Chart and figure data:

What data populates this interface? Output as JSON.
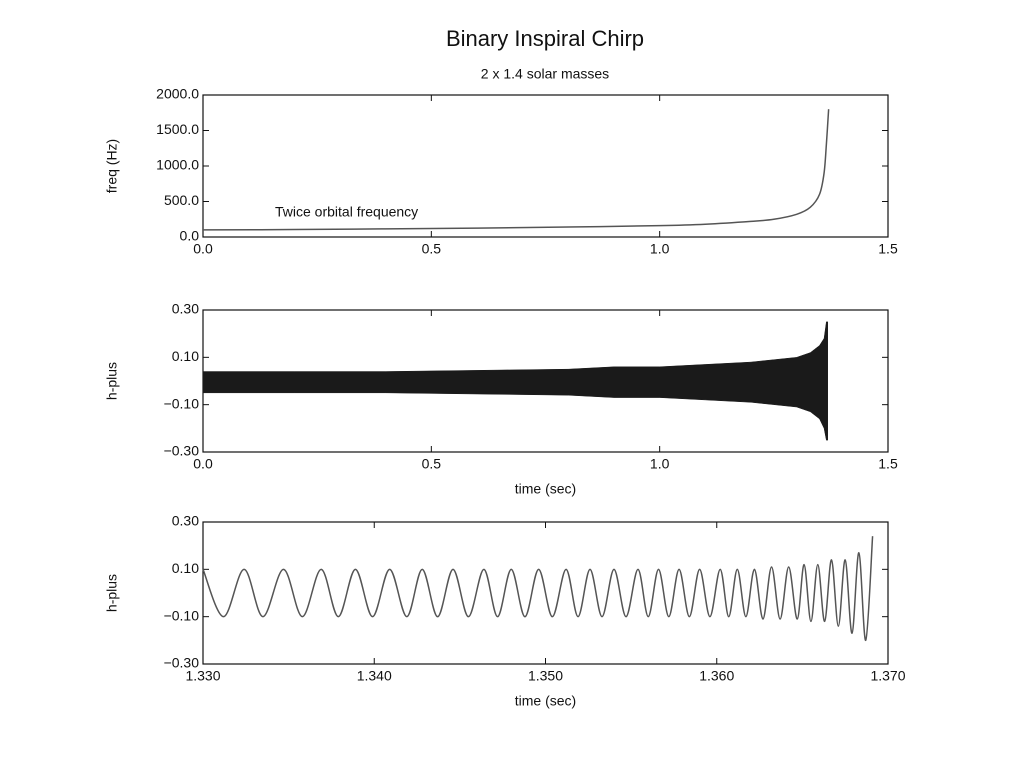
{
  "chart_data": [
    {
      "type": "line",
      "title": "Binary Inspiral Chirp",
      "subtitle": "2 x 1.4 solar masses",
      "y_label": "freq (Hz)",
      "annotation": "Twice orbital frequency",
      "color": "#555555",
      "x": [
        0,
        0.2,
        0.4,
        0.6,
        0.8,
        1.0,
        1.1,
        1.2,
        1.25,
        1.3,
        1.33,
        1.35,
        1.36,
        1.365,
        1.37
      ],
      "y": [
        100,
        105,
        115,
        125,
        140,
        160,
        180,
        220,
        250,
        320,
        420,
        600,
        900,
        1300,
        1800
      ],
      "xlim": [
        0,
        1.5
      ],
      "ylim": [
        0,
        2000
      ],
      "xticks": [
        {
          "value": 0,
          "label": "0.0"
        },
        {
          "value": 0.5,
          "label": "0.5"
        },
        {
          "value": 1,
          "label": "1.0"
        },
        {
          "value": 1.5,
          "label": "1.5"
        }
      ],
      "yticks": [
        {
          "value": 0,
          "label": "0.0"
        },
        {
          "value": 500,
          "label": "500.0"
        },
        {
          "value": 1000,
          "label": "1000.0"
        },
        {
          "value": 1500,
          "label": "1500.0"
        },
        {
          "value": 2000,
          "label": "2000.0"
        }
      ],
      "grid": false
    },
    {
      "type": "band",
      "y_label": "h-plus",
      "x_label": "time (sec)",
      "color": "#1a1a1a",
      "x": [
        0,
        0.2,
        0.4,
        0.6,
        0.8,
        0.9,
        1.0,
        1.1,
        1.2,
        1.25,
        1.3,
        1.33,
        1.35,
        1.36,
        1.365,
        1.368
      ],
      "upper": [
        0.04,
        0.04,
        0.04,
        0.045,
        0.05,
        0.06,
        0.06,
        0.07,
        0.08,
        0.09,
        0.1,
        0.12,
        0.15,
        0.18,
        0.25,
        0.25
      ],
      "lower": [
        -0.05,
        -0.05,
        -0.05,
        -0.055,
        -0.06,
        -0.07,
        -0.07,
        -0.08,
        -0.09,
        -0.1,
        -0.11,
        -0.13,
        -0.16,
        -0.2,
        -0.25,
        -0.25
      ],
      "xlim": [
        0,
        1.5
      ],
      "ylim": [
        -0.3,
        0.3
      ],
      "xticks": [
        {
          "value": 0,
          "label": "0.0"
        },
        {
          "value": 0.5,
          "label": "0.5"
        },
        {
          "value": 1,
          "label": "1.0"
        },
        {
          "value": 1.5,
          "label": "1.5"
        }
      ],
      "yticks": [
        {
          "value": -0.3,
          "label": "−0.30"
        },
        {
          "value": -0.1,
          "label": "−0.10"
        },
        {
          "value": 0.1,
          "label": "0.10"
        },
        {
          "value": 0.3,
          "label": "0.30"
        }
      ],
      "grid": false
    },
    {
      "type": "line",
      "y_label": "h-plus",
      "x_label": "time (sec)",
      "color": "#555555",
      "x": [
        1.33,
        1.3312,
        1.3324,
        1.3335,
        1.3347,
        1.3358,
        1.3369,
        1.3379,
        1.3389,
        1.3399,
        1.3409,
        1.3419,
        1.3428,
        1.3437,
        1.3446,
        1.3455,
        1.3464,
        1.3472,
        1.348,
        1.3488,
        1.3496,
        1.3504,
        1.3512,
        1.3519,
        1.3526,
        1.3533,
        1.354,
        1.3547,
        1.3554,
        1.356,
        1.3566,
        1.3572,
        1.3578,
        1.3584,
        1.359,
        1.3596,
        1.3602,
        1.3607,
        1.3612,
        1.3617,
        1.3622,
        1.3627,
        1.3632,
        1.3637,
        1.3642,
        1.3647,
        1.3651,
        1.3655,
        1.3659,
        1.3663,
        1.3667,
        1.3671,
        1.3675,
        1.3679,
        1.3683,
        1.3687,
        1.3691
      ],
      "y": [
        0.1,
        -0.1,
        0.1,
        -0.1,
        0.1,
        -0.1,
        0.1,
        -0.1,
        0.1,
        -0.1,
        0.1,
        -0.1,
        0.1,
        -0.1,
        0.1,
        -0.1,
        0.1,
        -0.1,
        0.1,
        -0.1,
        0.1,
        -0.1,
        0.1,
        -0.1,
        0.1,
        -0.1,
        0.1,
        -0.1,
        0.1,
        -0.1,
        0.1,
        -0.1,
        0.1,
        -0.1,
        0.1,
        -0.1,
        0.1,
        -0.1,
        0.1,
        -0.1,
        0.1,
        -0.11,
        0.11,
        -0.11,
        0.11,
        -0.11,
        0.12,
        -0.12,
        0.12,
        -0.12,
        0.14,
        -0.14,
        0.14,
        -0.17,
        0.17,
        -0.2,
        0.24
      ],
      "xlim": [
        1.33,
        1.37
      ],
      "ylim": [
        -0.3,
        0.3
      ],
      "xticks": [
        {
          "value": 1.33,
          "label": "1.330"
        },
        {
          "value": 1.34,
          "label": "1.340"
        },
        {
          "value": 1.35,
          "label": "1.350"
        },
        {
          "value": 1.36,
          "label": "1.360"
        },
        {
          "value": 1.37,
          "label": "1.370"
        }
      ],
      "yticks": [
        {
          "value": -0.3,
          "label": "−0.30"
        },
        {
          "value": -0.1,
          "label": "−0.10"
        },
        {
          "value": 0.1,
          "label": "0.10"
        },
        {
          "value": 0.3,
          "label": "0.30"
        }
      ],
      "grid": false
    }
  ]
}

What needs to be done >> Copy the records exactly as they appear, excluding images.

Correct response >>
What data populates this interface? Output as JSON.
{
  "chart_data": [
    {
      "type": "line",
      "title": "Binary Inspiral Chirp",
      "subtitle": "2 x 1.4 solar masses",
      "y_label": "freq (Hz)",
      "annotation": "Twice orbital frequency",
      "color": "#555555",
      "x": [
        0,
        0.2,
        0.4,
        0.6,
        0.8,
        1.0,
        1.1,
        1.2,
        1.25,
        1.3,
        1.33,
        1.35,
        1.36,
        1.365,
        1.37
      ],
      "y": [
        100,
        105,
        115,
        125,
        140,
        160,
        180,
        220,
        250,
        320,
        420,
        600,
        900,
        1300,
        1800
      ],
      "xlim": [
        0,
        1.5
      ],
      "ylim": [
        0,
        2000
      ],
      "xticks": [
        {
          "value": 0,
          "label": "0.0"
        },
        {
          "value": 0.5,
          "label": "0.5"
        },
        {
          "value": 1,
          "label": "1.0"
        },
        {
          "value": 1.5,
          "label": "1.5"
        }
      ],
      "yticks": [
        {
          "value": 0,
          "label": "0.0"
        },
        {
          "value": 500,
          "label": "500.0"
        },
        {
          "value": 1000,
          "label": "1000.0"
        },
        {
          "value": 1500,
          "label": "1500.0"
        },
        {
          "value": 2000,
          "label": "2000.0"
        }
      ],
      "grid": false
    },
    {
      "type": "band",
      "y_label": "h-plus",
      "x_label": "time (sec)",
      "color": "#1a1a1a",
      "x": [
        0,
        0.2,
        0.4,
        0.6,
        0.8,
        0.9,
        1.0,
        1.1,
        1.2,
        1.25,
        1.3,
        1.33,
        1.35,
        1.36,
        1.365,
        1.368
      ],
      "upper": [
        0.04,
        0.04,
        0.04,
        0.045,
        0.05,
        0.06,
        0.06,
        0.07,
        0.08,
        0.09,
        0.1,
        0.12,
        0.15,
        0.18,
        0.25,
        0.25
      ],
      "lower": [
        -0.05,
        -0.05,
        -0.05,
        -0.055,
        -0.06,
        -0.07,
        -0.07,
        -0.08,
        -0.09,
        -0.1,
        -0.11,
        -0.13,
        -0.16,
        -0.2,
        -0.25,
        -0.25
      ],
      "xlim": [
        0,
        1.5
      ],
      "ylim": [
        -0.3,
        0.3
      ],
      "xticks": [
        {
          "value": 0,
          "label": "0.0"
        },
        {
          "value": 0.5,
          "label": "0.5"
        },
        {
          "value": 1,
          "label": "1.0"
        },
        {
          "value": 1.5,
          "label": "1.5"
        }
      ],
      "yticks": [
        {
          "value": -0.3,
          "label": "−0.30"
        },
        {
          "value": -0.1,
          "label": "−0.10"
        },
        {
          "value": 0.1,
          "label": "0.10"
        },
        {
          "value": 0.3,
          "label": "0.30"
        }
      ],
      "grid": false
    },
    {
      "type": "line",
      "y_label": "h-plus",
      "x_label": "time (sec)",
      "color": "#555555",
      "x": [
        1.33,
        1.3312,
        1.3324,
        1.3335,
        1.3347,
        1.3358,
        1.3369,
        1.3379,
        1.3389,
        1.3399,
        1.3409,
        1.3419,
        1.3428,
        1.3437,
        1.3446,
        1.3455,
        1.3464,
        1.3472,
        1.348,
        1.3488,
        1.3496,
        1.3504,
        1.3512,
        1.3519,
        1.3526,
        1.3533,
        1.354,
        1.3547,
        1.3554,
        1.356,
        1.3566,
        1.3572,
        1.3578,
        1.3584,
        1.359,
        1.3596,
        1.3602,
        1.3607,
        1.3612,
        1.3617,
        1.3622,
        1.3627,
        1.3632,
        1.3637,
        1.3642,
        1.3647,
        1.3651,
        1.3655,
        1.3659,
        1.3663,
        1.3667,
        1.3671,
        1.3675,
        1.3679,
        1.3683,
        1.3687,
        1.3691
      ],
      "y": [
        0.1,
        -0.1,
        0.1,
        -0.1,
        0.1,
        -0.1,
        0.1,
        -0.1,
        0.1,
        -0.1,
        0.1,
        -0.1,
        0.1,
        -0.1,
        0.1,
        -0.1,
        0.1,
        -0.1,
        0.1,
        -0.1,
        0.1,
        -0.1,
        0.1,
        -0.1,
        0.1,
        -0.1,
        0.1,
        -0.1,
        0.1,
        -0.1,
        0.1,
        -0.1,
        0.1,
        -0.1,
        0.1,
        -0.1,
        0.1,
        -0.1,
        0.1,
        -0.1,
        0.1,
        -0.11,
        0.11,
        -0.11,
        0.11,
        -0.11,
        0.12,
        -0.12,
        0.12,
        -0.12,
        0.14,
        -0.14,
        0.14,
        -0.17,
        0.17,
        -0.2,
        0.24
      ],
      "xlim": [
        1.33,
        1.37
      ],
      "ylim": [
        -0.3,
        0.3
      ],
      "xticks": [
        {
          "value": 1.33,
          "label": "1.330"
        },
        {
          "value": 1.34,
          "label": "1.340"
        },
        {
          "value": 1.35,
          "label": "1.350"
        },
        {
          "value": 1.36,
          "label": "1.360"
        },
        {
          "value": 1.37,
          "label": "1.370"
        }
      ],
      "yticks": [
        {
          "value": -0.3,
          "label": "−0.30"
        },
        {
          "value": -0.1,
          "label": "−0.10"
        },
        {
          "value": 0.1,
          "label": "0.10"
        },
        {
          "value": 0.3,
          "label": "0.30"
        }
      ],
      "grid": false
    }
  ]
}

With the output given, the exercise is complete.